* **DATA FOR THIS TASK**:

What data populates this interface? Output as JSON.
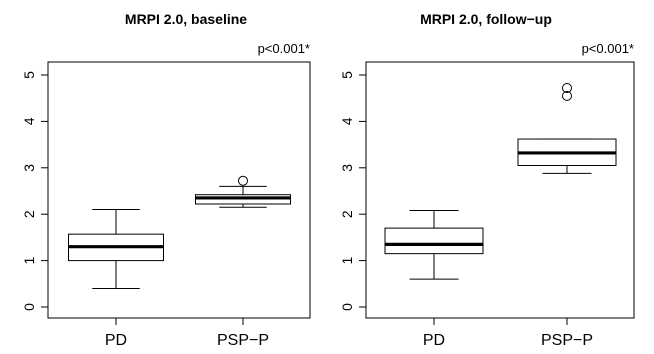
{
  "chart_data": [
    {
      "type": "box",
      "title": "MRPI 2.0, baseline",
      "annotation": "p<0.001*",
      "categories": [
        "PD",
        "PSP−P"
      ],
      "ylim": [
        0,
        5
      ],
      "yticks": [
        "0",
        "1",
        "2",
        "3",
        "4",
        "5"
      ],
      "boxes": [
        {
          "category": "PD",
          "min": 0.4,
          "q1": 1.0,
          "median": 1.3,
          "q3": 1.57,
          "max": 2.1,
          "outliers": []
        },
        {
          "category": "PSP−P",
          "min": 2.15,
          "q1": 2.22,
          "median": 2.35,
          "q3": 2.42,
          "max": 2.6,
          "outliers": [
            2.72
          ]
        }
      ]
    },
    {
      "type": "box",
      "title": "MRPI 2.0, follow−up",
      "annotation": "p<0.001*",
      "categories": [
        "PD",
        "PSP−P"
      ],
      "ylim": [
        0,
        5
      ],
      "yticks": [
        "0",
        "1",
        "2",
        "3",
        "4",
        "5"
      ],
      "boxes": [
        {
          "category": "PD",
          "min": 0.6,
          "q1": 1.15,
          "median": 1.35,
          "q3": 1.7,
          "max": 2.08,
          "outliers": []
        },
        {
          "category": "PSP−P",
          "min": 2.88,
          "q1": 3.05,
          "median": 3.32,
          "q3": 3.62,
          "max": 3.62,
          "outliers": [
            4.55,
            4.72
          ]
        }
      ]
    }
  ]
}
==
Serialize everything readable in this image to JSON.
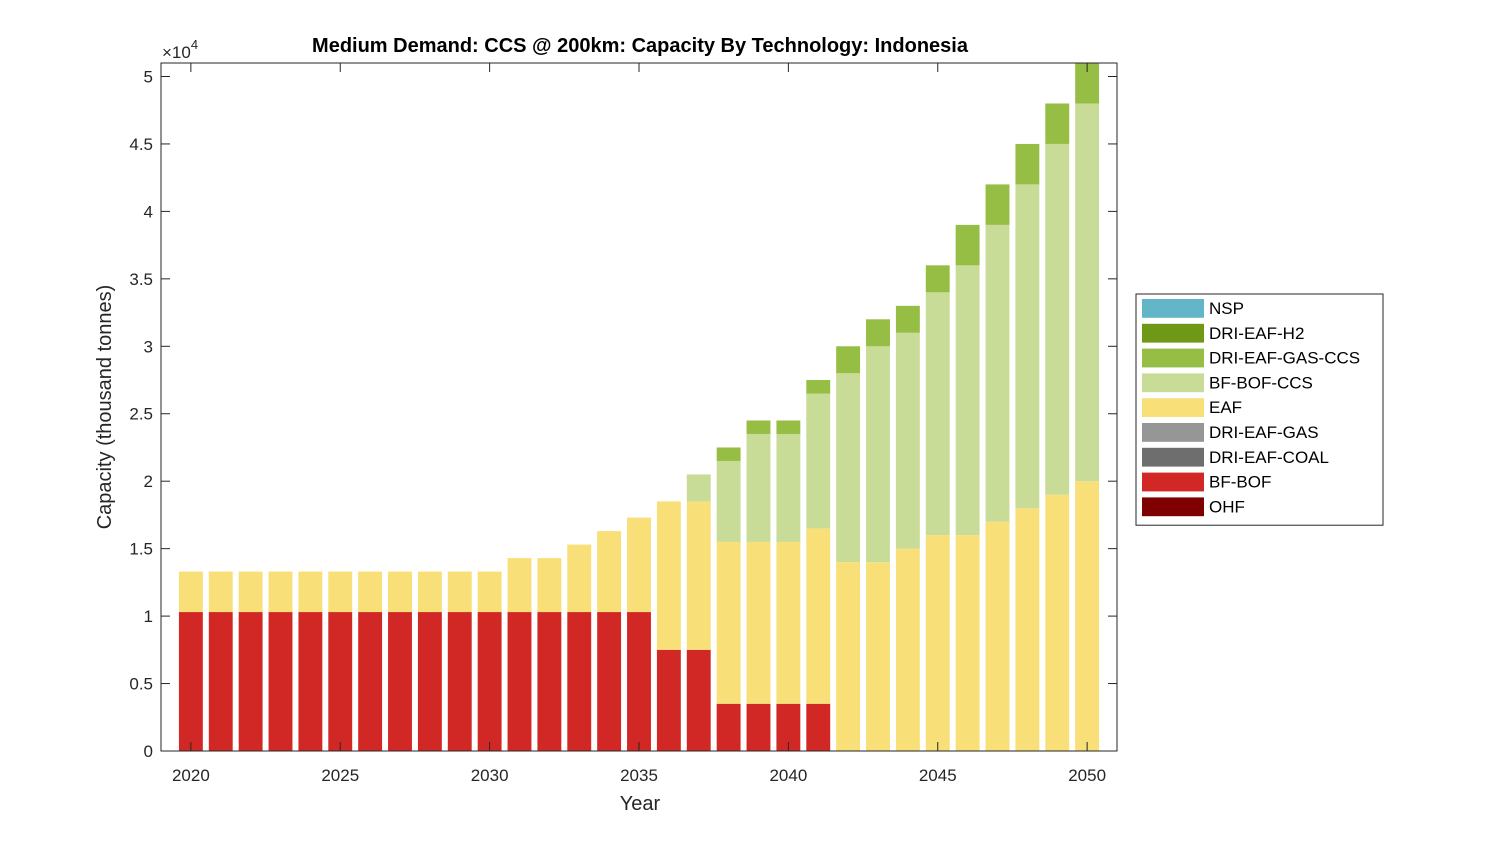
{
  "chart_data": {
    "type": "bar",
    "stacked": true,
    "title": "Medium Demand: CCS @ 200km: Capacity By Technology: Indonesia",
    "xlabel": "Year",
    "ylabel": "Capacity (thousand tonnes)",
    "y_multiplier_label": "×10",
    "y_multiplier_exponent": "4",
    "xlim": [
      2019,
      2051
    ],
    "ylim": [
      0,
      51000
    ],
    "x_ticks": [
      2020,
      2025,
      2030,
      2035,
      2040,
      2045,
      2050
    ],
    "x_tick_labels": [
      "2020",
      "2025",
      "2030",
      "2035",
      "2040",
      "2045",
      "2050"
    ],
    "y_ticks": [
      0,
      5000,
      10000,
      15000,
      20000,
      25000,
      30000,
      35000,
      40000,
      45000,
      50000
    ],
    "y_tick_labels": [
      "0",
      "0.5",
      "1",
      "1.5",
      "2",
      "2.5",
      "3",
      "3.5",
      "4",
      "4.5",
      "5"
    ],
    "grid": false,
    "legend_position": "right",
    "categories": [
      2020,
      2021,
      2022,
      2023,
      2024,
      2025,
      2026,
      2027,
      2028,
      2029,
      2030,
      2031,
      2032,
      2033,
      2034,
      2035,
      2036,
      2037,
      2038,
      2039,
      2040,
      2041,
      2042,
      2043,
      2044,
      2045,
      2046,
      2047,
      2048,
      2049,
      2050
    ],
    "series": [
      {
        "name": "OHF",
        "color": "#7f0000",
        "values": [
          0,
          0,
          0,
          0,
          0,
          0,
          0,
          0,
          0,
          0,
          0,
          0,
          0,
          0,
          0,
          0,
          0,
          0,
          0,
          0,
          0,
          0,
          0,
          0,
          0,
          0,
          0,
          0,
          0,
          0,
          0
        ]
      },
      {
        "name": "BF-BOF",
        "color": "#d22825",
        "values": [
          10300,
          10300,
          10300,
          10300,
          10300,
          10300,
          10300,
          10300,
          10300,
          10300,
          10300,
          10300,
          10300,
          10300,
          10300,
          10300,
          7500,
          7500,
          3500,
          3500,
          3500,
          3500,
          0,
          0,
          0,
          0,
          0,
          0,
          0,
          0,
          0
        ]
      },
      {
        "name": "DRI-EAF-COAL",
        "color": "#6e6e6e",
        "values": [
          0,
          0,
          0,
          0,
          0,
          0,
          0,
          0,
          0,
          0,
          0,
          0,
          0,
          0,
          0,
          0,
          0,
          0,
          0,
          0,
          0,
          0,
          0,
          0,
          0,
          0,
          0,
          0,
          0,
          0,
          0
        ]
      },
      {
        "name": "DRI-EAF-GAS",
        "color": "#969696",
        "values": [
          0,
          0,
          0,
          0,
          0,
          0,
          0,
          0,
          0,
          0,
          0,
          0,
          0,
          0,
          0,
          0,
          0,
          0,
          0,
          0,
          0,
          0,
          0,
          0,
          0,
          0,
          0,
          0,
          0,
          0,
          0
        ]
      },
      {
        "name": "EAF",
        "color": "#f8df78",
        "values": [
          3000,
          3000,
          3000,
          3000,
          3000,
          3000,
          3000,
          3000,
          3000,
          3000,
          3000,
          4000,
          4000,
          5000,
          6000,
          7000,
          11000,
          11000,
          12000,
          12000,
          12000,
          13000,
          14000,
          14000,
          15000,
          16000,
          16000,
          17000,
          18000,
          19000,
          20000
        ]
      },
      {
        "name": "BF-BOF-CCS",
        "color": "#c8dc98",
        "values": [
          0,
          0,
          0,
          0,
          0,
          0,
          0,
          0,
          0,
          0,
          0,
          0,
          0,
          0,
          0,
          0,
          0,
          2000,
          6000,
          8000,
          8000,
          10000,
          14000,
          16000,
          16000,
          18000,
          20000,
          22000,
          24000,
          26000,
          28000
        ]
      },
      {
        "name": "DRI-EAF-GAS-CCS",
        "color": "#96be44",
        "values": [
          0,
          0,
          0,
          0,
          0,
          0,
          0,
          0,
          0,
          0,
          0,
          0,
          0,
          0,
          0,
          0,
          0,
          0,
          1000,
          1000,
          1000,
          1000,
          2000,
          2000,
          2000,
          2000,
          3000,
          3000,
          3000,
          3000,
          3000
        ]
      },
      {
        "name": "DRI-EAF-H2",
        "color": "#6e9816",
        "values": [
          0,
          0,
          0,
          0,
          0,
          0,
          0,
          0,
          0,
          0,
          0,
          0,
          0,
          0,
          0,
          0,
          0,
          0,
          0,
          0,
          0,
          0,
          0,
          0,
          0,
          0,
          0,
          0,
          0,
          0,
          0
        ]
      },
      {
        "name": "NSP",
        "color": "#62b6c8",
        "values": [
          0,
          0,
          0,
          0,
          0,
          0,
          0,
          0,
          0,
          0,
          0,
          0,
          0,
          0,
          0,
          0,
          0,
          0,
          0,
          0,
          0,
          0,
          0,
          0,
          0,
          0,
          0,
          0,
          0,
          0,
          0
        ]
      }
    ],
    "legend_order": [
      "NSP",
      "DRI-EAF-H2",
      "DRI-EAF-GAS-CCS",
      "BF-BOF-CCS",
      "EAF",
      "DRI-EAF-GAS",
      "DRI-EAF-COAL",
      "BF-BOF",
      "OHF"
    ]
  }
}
--
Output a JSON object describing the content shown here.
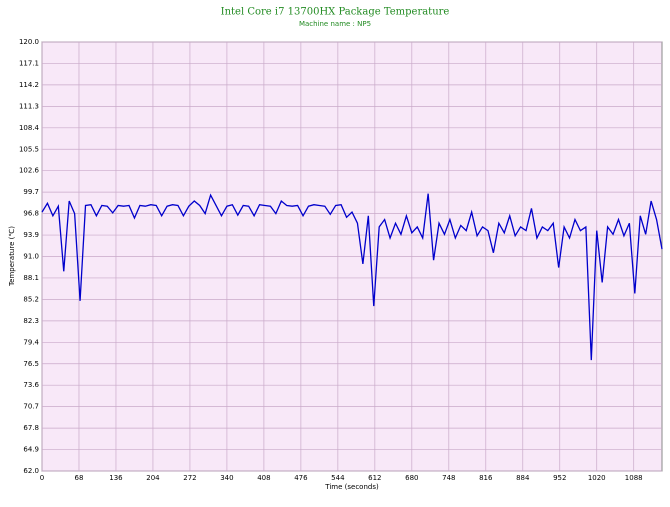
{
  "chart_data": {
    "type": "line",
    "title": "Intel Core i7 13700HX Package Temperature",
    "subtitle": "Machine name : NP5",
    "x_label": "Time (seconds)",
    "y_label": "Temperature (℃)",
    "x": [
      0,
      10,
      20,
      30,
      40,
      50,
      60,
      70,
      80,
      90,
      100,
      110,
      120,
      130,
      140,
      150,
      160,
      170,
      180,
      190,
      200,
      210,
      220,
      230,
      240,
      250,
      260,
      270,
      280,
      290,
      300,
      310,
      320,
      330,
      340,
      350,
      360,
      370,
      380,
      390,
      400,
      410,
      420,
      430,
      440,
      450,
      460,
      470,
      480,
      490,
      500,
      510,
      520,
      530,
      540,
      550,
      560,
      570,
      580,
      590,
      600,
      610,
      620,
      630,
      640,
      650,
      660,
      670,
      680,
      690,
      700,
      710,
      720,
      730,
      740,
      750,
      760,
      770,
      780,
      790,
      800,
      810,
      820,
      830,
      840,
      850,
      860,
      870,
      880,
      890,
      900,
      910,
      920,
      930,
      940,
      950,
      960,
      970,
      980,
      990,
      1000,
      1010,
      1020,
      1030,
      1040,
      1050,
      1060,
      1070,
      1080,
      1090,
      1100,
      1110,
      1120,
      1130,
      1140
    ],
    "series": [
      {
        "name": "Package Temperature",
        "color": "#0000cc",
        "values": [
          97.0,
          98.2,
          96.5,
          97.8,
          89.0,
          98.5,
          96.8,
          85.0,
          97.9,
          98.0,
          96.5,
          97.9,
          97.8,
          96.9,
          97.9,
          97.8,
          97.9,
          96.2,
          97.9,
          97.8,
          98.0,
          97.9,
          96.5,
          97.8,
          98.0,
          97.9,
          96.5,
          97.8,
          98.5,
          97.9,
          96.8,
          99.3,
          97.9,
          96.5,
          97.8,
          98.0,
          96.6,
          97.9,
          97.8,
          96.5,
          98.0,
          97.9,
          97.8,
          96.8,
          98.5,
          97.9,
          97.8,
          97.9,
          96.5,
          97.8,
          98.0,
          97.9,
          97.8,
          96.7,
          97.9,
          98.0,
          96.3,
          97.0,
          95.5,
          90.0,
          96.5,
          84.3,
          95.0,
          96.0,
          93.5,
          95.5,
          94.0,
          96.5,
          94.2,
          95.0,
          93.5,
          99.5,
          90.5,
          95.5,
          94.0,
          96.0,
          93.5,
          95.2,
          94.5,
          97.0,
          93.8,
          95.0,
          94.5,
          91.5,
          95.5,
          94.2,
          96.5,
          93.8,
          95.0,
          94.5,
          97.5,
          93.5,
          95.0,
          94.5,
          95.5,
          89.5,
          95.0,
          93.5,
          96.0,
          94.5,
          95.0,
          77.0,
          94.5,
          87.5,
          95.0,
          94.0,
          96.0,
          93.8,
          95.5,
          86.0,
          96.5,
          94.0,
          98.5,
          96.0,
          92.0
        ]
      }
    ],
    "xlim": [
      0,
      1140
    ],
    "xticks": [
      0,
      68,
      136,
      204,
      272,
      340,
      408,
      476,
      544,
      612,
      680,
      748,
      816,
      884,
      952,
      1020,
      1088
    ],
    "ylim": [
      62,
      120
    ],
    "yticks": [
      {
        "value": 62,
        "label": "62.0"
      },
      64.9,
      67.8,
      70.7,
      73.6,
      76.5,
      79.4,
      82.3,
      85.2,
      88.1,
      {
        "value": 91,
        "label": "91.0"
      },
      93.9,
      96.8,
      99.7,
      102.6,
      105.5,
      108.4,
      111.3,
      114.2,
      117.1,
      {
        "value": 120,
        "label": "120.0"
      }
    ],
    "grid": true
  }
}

* **OBJECTIVE**: Find "median". Copy every line it occurs in.

* **CORRECT ANSWER**:
          "median": 1.3,
          "median": 2.35,
          "median": 1.35,
          "median": 3.32,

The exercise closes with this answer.